- **Material shown**
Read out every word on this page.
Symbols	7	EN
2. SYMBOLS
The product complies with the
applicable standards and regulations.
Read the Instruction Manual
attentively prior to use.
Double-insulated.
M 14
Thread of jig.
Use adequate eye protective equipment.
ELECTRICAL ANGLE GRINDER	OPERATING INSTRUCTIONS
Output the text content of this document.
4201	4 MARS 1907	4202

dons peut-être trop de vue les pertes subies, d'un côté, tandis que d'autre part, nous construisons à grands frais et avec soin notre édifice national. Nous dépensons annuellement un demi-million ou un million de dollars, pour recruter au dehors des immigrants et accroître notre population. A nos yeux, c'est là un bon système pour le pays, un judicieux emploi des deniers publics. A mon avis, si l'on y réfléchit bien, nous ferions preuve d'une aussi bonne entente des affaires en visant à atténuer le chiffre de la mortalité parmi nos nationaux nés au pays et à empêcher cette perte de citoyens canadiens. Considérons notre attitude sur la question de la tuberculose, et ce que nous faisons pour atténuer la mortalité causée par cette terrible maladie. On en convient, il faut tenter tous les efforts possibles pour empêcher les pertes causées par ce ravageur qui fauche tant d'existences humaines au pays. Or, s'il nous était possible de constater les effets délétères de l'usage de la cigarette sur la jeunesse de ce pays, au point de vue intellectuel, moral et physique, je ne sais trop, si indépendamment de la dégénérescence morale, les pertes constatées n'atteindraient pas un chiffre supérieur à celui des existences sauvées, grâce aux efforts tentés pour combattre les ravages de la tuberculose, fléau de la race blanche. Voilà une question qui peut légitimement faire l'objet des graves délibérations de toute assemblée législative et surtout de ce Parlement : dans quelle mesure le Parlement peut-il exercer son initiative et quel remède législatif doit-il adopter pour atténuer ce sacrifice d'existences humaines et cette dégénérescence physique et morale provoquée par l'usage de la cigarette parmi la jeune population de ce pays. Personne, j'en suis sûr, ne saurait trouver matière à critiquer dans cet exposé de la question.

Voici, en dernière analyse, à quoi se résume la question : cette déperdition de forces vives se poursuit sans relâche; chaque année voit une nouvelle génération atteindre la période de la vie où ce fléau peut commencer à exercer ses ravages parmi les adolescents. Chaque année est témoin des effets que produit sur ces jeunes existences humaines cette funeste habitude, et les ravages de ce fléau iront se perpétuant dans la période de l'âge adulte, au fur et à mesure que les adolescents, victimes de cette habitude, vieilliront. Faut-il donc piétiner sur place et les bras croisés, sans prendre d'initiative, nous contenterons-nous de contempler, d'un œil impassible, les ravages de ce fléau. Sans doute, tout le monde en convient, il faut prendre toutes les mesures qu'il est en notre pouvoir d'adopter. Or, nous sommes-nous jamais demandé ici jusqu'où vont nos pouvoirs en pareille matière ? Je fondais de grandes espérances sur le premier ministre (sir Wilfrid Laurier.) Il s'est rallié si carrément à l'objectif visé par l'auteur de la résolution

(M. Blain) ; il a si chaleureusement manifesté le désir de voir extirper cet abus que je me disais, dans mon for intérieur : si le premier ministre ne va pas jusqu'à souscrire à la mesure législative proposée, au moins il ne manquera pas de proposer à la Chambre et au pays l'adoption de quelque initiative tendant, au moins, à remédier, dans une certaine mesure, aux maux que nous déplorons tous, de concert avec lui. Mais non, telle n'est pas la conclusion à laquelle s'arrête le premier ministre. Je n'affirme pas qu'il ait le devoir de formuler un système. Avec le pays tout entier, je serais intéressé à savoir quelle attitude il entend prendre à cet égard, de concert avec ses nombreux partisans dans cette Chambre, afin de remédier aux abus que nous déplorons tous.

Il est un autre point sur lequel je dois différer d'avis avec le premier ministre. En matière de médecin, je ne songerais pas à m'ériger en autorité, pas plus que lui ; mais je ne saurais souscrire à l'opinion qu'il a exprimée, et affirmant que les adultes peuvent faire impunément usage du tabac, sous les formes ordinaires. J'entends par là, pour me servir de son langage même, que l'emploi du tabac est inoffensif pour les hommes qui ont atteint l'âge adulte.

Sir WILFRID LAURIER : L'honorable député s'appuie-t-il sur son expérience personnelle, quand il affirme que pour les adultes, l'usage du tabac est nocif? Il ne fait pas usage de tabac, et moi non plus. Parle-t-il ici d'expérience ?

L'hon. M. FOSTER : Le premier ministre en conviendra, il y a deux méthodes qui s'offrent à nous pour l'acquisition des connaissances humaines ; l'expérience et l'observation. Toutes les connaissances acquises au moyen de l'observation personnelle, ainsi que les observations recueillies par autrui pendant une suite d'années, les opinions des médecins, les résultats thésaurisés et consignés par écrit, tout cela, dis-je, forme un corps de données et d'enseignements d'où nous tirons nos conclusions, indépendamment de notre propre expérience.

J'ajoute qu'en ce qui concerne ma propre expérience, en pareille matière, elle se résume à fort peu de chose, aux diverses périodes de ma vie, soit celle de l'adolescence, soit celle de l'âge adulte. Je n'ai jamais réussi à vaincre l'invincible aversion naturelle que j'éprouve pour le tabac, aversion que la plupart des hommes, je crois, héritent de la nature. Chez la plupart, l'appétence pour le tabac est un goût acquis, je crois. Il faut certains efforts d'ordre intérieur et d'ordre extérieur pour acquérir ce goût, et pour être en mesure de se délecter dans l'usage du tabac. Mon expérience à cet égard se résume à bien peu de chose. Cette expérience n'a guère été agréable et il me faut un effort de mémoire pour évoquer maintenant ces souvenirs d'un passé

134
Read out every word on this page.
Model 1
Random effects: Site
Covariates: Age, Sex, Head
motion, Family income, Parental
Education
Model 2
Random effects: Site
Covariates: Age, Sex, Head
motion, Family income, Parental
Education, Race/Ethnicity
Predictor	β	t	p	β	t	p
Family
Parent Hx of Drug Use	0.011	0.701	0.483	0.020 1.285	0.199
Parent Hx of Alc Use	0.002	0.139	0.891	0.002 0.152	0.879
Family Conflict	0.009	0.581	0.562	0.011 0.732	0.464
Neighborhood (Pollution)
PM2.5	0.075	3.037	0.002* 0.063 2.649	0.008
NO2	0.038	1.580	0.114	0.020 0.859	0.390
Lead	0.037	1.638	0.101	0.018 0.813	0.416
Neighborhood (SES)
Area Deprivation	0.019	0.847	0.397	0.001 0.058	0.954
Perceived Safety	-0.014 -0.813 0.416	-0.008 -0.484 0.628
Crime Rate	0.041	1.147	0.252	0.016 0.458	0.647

- **Do this**
Pick every line with "Family" in it and copy it.

- **Exercise answer**
motion, Family income, Parental
motion, Family income, Parental
Family
Family Conflict	0.009	0.581	0.562	0.011 0.732	0.464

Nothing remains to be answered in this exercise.